▶ **WHAT YOU ARE ASKED TO DO**: Search the material for the word "Formula" and report each line where it turns up.

▶ **STORED RECORDS**:

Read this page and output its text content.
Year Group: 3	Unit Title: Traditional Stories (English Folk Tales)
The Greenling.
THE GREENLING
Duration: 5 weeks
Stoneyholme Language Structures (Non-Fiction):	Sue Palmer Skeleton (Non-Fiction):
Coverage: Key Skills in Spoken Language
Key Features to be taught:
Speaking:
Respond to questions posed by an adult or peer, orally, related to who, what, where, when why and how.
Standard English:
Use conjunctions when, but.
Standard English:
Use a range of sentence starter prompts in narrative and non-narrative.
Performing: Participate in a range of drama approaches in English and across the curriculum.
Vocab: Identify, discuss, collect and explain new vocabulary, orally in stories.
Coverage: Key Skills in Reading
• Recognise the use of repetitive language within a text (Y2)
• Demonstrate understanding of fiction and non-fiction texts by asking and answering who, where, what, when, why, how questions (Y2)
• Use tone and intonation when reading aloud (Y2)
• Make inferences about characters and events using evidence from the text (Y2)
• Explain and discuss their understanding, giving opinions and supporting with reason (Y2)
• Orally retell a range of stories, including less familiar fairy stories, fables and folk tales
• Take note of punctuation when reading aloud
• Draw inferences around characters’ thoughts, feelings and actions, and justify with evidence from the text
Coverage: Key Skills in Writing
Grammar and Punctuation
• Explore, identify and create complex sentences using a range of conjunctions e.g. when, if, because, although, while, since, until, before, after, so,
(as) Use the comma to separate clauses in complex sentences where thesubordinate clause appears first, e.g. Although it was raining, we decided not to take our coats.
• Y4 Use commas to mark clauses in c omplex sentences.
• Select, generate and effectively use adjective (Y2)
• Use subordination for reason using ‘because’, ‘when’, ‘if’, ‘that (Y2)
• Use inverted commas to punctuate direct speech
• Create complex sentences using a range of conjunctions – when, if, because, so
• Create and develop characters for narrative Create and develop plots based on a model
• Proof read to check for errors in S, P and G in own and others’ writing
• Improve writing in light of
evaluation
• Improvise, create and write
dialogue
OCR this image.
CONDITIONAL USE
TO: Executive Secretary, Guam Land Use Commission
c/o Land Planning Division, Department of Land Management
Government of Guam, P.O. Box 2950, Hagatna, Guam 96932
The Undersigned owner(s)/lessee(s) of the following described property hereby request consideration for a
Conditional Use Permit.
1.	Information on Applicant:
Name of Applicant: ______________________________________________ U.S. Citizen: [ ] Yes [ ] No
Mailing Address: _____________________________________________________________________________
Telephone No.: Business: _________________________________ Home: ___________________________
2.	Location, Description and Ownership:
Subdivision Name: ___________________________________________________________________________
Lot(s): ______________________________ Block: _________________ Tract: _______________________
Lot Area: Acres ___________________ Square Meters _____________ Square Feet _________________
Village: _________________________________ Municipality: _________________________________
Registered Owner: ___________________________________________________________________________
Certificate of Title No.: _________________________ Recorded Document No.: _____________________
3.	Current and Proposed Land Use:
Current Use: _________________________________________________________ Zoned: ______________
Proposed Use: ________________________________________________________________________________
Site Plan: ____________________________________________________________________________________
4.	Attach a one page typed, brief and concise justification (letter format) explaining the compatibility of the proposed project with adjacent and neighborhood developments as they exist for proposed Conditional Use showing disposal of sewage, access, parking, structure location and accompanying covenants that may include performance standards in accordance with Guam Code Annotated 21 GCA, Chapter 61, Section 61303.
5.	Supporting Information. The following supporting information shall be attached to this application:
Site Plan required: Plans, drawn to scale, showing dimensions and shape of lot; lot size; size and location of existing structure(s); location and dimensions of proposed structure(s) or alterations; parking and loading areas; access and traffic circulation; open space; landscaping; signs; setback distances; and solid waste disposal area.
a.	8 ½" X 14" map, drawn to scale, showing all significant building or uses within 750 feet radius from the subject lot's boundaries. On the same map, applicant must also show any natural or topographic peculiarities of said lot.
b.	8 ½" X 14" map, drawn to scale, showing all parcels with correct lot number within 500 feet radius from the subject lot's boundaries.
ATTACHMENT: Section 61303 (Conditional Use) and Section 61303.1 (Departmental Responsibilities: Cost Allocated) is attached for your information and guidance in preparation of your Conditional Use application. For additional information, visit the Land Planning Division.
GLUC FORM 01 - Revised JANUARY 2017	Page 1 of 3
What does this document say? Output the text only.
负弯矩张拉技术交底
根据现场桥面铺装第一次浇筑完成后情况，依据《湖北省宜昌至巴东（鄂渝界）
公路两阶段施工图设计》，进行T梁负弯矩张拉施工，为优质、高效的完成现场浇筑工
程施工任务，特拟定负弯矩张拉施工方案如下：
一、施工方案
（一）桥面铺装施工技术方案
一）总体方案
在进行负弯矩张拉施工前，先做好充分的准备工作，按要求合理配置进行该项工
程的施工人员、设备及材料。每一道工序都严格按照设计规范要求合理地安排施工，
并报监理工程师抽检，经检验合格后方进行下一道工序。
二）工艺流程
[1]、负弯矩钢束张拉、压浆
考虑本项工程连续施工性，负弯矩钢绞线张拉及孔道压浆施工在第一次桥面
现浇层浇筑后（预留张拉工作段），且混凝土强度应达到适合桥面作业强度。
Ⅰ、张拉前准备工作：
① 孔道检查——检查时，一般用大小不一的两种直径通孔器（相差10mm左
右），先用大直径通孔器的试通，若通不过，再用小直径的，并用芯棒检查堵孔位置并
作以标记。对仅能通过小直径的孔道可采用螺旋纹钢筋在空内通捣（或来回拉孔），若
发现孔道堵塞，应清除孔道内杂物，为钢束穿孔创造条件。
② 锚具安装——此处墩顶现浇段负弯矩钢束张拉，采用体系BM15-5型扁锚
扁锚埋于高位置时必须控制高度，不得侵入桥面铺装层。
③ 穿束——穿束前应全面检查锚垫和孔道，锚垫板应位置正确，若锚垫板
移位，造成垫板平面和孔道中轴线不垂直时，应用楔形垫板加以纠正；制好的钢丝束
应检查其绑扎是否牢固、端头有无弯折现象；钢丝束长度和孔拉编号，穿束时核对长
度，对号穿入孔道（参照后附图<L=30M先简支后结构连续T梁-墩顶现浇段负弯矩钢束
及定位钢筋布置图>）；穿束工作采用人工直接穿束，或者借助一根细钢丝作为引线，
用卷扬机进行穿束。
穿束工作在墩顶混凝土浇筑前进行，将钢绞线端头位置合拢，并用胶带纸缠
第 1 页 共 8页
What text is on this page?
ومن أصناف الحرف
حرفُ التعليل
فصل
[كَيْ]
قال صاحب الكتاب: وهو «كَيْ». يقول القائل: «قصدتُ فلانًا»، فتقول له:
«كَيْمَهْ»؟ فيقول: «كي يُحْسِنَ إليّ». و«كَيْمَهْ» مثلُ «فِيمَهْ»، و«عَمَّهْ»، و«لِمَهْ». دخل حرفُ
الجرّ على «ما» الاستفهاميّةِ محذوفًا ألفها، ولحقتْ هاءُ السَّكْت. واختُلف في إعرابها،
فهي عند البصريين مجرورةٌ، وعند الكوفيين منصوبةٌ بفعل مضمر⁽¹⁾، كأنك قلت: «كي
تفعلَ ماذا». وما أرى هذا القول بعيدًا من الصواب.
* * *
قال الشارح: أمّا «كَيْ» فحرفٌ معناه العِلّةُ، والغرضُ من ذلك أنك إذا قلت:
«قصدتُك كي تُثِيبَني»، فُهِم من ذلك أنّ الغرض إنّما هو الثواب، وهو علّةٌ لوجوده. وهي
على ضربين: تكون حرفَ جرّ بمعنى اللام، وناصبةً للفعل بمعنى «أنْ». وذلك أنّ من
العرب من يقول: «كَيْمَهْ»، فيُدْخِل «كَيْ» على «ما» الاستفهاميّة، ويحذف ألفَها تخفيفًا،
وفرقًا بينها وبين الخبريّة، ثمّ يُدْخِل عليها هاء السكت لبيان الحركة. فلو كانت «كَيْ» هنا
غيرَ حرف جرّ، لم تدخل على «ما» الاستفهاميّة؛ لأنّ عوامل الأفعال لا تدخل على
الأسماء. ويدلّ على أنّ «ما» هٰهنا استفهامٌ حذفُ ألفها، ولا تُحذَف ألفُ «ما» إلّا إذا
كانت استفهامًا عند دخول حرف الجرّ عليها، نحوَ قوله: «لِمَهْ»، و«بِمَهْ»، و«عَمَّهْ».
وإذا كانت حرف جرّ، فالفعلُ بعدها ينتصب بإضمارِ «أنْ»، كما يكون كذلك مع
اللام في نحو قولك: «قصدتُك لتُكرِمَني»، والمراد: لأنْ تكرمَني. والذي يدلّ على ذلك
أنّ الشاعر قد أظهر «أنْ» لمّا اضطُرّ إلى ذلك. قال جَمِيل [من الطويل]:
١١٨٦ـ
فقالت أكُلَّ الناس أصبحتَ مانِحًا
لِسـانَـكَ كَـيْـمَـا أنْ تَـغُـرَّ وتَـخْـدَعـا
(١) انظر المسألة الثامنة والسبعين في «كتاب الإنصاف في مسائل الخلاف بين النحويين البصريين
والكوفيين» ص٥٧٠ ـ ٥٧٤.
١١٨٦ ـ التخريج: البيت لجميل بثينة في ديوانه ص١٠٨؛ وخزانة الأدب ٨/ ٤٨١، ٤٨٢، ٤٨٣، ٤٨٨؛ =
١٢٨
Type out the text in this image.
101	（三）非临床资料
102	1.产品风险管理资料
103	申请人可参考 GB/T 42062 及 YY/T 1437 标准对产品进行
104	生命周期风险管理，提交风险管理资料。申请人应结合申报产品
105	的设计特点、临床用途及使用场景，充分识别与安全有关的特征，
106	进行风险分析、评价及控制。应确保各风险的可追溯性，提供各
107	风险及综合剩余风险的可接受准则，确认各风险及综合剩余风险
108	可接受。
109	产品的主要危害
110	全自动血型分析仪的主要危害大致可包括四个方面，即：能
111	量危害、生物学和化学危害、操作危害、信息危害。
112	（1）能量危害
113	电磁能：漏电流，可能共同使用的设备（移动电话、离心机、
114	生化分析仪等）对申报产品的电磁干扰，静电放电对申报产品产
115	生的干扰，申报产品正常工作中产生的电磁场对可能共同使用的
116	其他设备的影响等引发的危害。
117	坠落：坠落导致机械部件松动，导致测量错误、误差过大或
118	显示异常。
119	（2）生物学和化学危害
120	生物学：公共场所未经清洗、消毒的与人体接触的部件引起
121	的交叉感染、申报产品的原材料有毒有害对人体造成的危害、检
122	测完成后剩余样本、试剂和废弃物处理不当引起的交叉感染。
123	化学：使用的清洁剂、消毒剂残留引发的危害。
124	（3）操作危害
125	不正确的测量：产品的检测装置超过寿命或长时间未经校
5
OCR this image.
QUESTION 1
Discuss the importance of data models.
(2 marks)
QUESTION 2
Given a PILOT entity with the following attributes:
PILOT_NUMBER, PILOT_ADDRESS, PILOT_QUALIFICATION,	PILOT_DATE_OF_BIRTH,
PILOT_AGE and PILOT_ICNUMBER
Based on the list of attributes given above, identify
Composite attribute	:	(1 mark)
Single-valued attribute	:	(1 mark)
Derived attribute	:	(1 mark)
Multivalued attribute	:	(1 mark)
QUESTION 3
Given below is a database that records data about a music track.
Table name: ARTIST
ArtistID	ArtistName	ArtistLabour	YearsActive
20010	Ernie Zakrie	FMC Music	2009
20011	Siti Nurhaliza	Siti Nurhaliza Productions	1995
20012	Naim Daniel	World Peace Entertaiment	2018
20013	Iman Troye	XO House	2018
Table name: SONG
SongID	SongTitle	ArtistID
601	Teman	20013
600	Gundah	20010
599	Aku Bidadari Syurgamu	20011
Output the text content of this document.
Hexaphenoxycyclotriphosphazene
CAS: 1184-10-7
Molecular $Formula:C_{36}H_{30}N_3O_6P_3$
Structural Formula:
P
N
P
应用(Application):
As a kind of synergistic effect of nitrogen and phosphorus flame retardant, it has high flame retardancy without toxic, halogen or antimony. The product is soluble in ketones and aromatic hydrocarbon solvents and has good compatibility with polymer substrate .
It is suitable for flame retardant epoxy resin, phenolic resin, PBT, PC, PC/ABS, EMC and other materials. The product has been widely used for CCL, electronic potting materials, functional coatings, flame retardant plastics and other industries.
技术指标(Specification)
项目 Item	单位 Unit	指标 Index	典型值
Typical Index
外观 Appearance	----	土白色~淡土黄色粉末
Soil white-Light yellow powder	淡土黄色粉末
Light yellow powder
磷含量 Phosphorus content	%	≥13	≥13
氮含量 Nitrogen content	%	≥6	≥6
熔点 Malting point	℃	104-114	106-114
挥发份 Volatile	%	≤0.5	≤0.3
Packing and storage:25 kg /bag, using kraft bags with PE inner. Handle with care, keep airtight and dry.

▶ **REPLY TO THE TASK**:
Molecular $Formula:C_{36}H_{30}N_3O_6P_3$
Structural Formula:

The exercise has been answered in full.